## [Problem statement]
Pick up the forum post about the ROS2 publisher that dies under FastRTPS, and continue it from its final sentence.

ROS2 publisher dies when subscriber segfaults.

asked 2019-10-22 12:47:50 -0500

csdgn gravatar image

updated 2019-10-22 14:19:52 -0500

When running a publisher/subscriber in ros2 dashing (update 3), on a rare occasion, a subscriber faulting or crashing will lead to the publisher failing as well using FastRTPS with the following error.

[component_container-1] terminate called after throwing an instance of 'rclcpp::exceptions::RCLError'
[component_container-1]   what():  failed to publish message: cannot publish data, at /tmp/binarydeb/ros-dashing-rmw-fastrtps-shared-cpp-0.7.5/src/rmw_publish.cpp:52, at /tmp/binarydeb/ros-dashing-rcl-0.7.7/src/rcl/publisher.c:257
[ERROR] [component_container-1]: process has died [pid 27020, exit code -6, cmd '/opt/ros/dashing/lib/rclcpp_components/component_container __node:=example __ns:=/'].

OpenSplice does NOT have this problem, but has other issues that make it unsuitable (e.g. missing messages).

## [Data shown]
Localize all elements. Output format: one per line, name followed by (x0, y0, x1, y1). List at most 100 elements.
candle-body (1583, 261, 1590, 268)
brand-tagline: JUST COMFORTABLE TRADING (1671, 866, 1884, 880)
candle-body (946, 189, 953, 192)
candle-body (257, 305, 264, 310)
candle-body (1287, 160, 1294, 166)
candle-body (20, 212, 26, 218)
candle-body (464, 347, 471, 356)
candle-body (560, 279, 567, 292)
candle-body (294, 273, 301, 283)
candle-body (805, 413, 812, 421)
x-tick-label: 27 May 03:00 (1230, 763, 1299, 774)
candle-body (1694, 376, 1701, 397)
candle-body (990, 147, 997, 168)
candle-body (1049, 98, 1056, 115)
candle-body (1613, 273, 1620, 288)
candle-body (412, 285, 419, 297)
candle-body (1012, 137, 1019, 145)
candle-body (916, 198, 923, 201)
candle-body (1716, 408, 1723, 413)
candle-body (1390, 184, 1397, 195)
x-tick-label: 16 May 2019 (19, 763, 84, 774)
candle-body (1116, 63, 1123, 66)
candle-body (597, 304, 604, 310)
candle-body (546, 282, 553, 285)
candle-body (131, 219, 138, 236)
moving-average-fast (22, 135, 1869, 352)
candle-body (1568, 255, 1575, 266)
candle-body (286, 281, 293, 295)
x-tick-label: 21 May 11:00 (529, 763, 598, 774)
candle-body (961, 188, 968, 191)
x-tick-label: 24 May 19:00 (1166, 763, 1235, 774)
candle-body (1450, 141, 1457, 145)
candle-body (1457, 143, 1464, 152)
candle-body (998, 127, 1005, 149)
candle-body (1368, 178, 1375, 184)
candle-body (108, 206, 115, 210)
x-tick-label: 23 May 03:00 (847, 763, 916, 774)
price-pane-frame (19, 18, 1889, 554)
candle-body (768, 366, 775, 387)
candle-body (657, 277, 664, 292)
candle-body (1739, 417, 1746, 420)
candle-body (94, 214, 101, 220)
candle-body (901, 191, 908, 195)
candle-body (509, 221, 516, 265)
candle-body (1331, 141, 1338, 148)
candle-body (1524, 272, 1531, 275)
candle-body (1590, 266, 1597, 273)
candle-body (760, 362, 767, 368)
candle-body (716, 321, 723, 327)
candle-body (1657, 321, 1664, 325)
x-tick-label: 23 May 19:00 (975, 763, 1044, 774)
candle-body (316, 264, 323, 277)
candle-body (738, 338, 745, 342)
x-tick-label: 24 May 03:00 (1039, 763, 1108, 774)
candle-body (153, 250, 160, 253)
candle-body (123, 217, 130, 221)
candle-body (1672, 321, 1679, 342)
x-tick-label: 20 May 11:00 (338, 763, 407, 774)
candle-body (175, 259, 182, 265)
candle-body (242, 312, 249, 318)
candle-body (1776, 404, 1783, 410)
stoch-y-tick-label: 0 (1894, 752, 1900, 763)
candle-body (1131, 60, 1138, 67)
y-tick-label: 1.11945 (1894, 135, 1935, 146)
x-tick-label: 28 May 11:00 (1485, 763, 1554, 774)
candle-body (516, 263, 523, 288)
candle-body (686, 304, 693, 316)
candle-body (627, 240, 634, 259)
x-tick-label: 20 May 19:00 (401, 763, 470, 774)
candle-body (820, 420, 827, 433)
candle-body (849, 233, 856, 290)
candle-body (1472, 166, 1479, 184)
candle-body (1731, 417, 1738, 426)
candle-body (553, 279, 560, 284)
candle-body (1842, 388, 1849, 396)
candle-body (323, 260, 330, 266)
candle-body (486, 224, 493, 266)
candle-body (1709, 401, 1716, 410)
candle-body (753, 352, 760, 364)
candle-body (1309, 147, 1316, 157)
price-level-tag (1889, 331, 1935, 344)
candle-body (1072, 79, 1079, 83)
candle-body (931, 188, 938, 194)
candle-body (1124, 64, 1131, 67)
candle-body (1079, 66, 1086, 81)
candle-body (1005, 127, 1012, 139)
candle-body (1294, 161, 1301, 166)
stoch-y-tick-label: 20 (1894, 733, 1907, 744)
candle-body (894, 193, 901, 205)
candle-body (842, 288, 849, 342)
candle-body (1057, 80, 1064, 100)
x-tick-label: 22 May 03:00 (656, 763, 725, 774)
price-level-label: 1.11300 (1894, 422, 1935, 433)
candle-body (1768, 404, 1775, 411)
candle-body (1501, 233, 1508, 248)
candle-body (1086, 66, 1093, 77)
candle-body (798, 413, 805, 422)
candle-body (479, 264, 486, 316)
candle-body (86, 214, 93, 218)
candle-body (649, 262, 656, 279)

...

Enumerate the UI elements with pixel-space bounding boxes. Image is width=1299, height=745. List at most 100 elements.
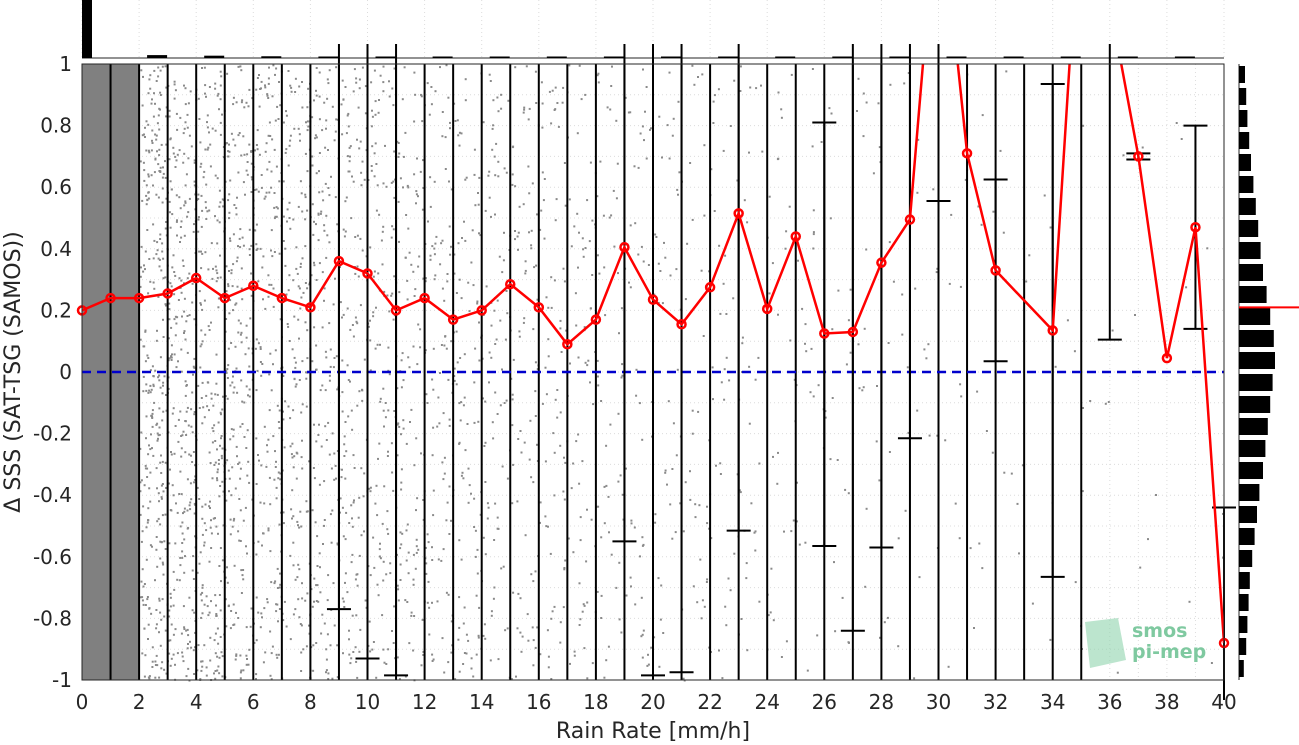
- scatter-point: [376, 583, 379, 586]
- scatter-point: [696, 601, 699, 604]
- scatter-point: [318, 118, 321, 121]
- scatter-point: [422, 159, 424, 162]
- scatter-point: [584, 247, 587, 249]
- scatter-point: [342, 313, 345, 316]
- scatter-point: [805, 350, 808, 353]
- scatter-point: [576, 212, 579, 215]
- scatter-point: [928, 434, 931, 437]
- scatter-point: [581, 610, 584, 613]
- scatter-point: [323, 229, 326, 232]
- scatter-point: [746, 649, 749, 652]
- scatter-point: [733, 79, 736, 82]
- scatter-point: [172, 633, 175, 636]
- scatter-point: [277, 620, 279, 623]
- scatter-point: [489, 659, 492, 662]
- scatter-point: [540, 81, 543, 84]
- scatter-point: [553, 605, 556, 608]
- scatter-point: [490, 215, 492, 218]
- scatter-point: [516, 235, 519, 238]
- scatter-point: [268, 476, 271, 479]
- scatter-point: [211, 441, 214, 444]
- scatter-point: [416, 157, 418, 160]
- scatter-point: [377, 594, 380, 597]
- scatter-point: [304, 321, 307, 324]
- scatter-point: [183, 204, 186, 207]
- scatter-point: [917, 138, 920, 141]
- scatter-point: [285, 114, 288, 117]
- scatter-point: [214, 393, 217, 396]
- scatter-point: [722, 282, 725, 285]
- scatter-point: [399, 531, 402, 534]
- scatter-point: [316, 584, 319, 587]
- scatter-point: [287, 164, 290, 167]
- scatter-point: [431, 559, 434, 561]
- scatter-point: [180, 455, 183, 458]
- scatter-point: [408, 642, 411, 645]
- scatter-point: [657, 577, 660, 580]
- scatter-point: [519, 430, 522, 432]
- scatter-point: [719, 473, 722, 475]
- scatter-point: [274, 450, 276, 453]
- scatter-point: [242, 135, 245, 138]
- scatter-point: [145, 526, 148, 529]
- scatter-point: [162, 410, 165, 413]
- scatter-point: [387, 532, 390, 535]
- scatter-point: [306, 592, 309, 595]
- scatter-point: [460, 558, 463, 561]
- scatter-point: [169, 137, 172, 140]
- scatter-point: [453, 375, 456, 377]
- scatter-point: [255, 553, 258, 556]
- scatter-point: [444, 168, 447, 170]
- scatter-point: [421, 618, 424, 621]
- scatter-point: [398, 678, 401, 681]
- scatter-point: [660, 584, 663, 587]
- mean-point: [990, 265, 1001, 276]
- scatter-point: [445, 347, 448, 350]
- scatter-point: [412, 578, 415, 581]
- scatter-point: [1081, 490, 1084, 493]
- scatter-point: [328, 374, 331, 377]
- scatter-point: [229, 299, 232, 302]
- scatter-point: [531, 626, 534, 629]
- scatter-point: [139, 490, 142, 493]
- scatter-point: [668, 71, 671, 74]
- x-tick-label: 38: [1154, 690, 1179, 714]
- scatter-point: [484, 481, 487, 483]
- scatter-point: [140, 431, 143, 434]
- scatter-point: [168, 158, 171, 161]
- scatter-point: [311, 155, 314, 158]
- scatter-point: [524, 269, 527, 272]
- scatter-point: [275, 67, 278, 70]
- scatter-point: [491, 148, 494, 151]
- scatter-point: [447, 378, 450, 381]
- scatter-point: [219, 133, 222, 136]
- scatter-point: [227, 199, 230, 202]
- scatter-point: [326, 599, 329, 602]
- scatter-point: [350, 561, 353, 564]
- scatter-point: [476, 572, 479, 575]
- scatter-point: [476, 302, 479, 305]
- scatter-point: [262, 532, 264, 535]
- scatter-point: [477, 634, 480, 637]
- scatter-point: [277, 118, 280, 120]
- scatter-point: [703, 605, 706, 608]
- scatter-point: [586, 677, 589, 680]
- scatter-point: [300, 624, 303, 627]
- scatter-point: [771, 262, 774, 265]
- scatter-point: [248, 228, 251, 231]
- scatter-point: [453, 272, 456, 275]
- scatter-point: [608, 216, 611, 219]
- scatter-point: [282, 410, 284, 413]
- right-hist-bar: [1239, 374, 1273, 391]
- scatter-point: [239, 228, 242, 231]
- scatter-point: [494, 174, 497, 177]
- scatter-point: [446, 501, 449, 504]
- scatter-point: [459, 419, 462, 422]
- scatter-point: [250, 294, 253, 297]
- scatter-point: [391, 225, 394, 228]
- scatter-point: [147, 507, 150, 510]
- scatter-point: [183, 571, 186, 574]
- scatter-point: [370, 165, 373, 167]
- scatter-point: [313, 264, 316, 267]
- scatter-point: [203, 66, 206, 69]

## [Result of this task]
Each of our modules is in it's own docker, with it's own copy of ros2. Each module is up for a very long time and subscribes to and publishes to many other modules. Making this rare occurrence much more common and causing significant reliability issues.

I was able to reproduce this (or something with the same error message at least) with running a publisher on a tight loop and segfaulting the subscriber (sometimes took a few tries). I have uploaded this example to gitlab.

Is there anything I can do to prevent this issue?

edit retag flag offensive close merge delete

Comments

I've seen this as well, I think folks are aware of it but the best option I can give you is to move to another RMW for the meantime.

stevemacenski gravatar image stevemacenski  ( 2019-10-22 14:03:04 -0500 )edit

Thanks, I fixed a few typos, I am going to look into OpenSplice's configuration a bit more, it might have a way to reduce the message loss issues.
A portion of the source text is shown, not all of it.